» **WORK REQUIRED**
Make an exact copy of all the material below, apart from the pictures.
[Start DATASET EXCERPTS]
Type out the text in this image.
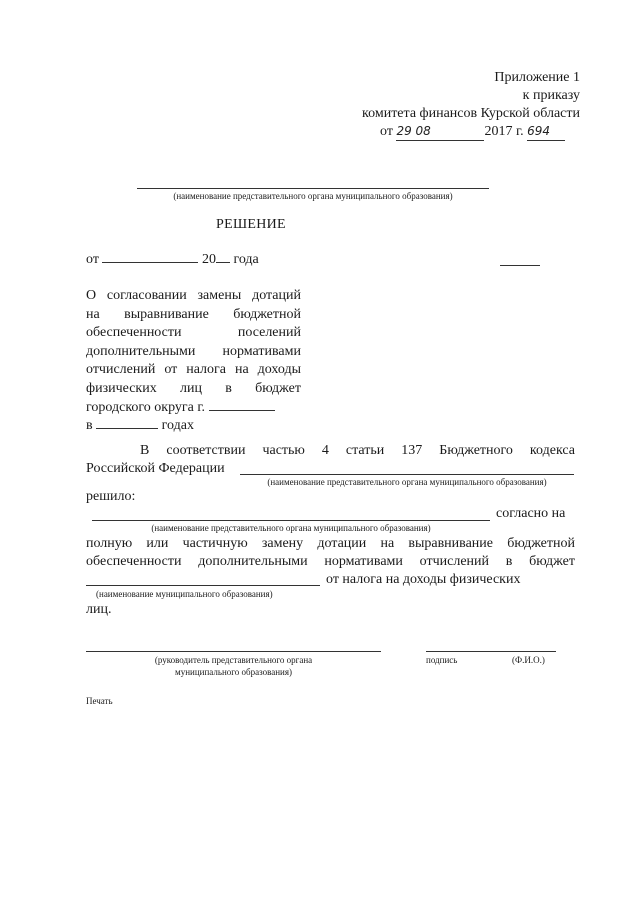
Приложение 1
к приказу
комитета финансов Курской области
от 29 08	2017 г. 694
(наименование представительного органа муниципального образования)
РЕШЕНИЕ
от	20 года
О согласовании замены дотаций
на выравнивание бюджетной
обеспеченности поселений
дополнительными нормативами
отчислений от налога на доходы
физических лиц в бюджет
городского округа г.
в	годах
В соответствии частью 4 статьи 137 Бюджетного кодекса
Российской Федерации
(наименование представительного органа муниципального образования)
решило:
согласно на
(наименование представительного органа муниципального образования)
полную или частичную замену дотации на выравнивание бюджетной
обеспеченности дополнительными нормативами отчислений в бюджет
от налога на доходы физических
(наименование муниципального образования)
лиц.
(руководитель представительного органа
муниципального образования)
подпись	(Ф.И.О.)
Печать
[End DATASET EXCERPTS]
» **FULL SOLUTION**
Type out the text in this image.
Приложение 1
к приказу
комитета финансов Курской области
от 29 08	2017 г. 694
(наименование представительного органа муниципального образования)
РЕШЕНИЕ
от	20 года
О согласовании замены дотаций
на выравнивание бюджетной
обеспеченности поселений
дополнительными нормативами
отчислений от налога на доходы
физических лиц в бюджет
городского округа г.
в	годах
В соответствии частью 4 статьи 137 Бюджетного кодекса
Российской Федерации
(наименование представительного органа муниципального образования)
решило:
согласно на
(наименование представительного органа муниципального образования)
полную или частичную замену дотации на выравнивание бюджетной
обеспеченности дополнительными нормативами отчислений в бюджет
от налога на доходы физических
(наименование муниципального образования)
лиц.
(руководитель представительного органа
муниципального образования)
подпись	(Ф.И.О.)
Печать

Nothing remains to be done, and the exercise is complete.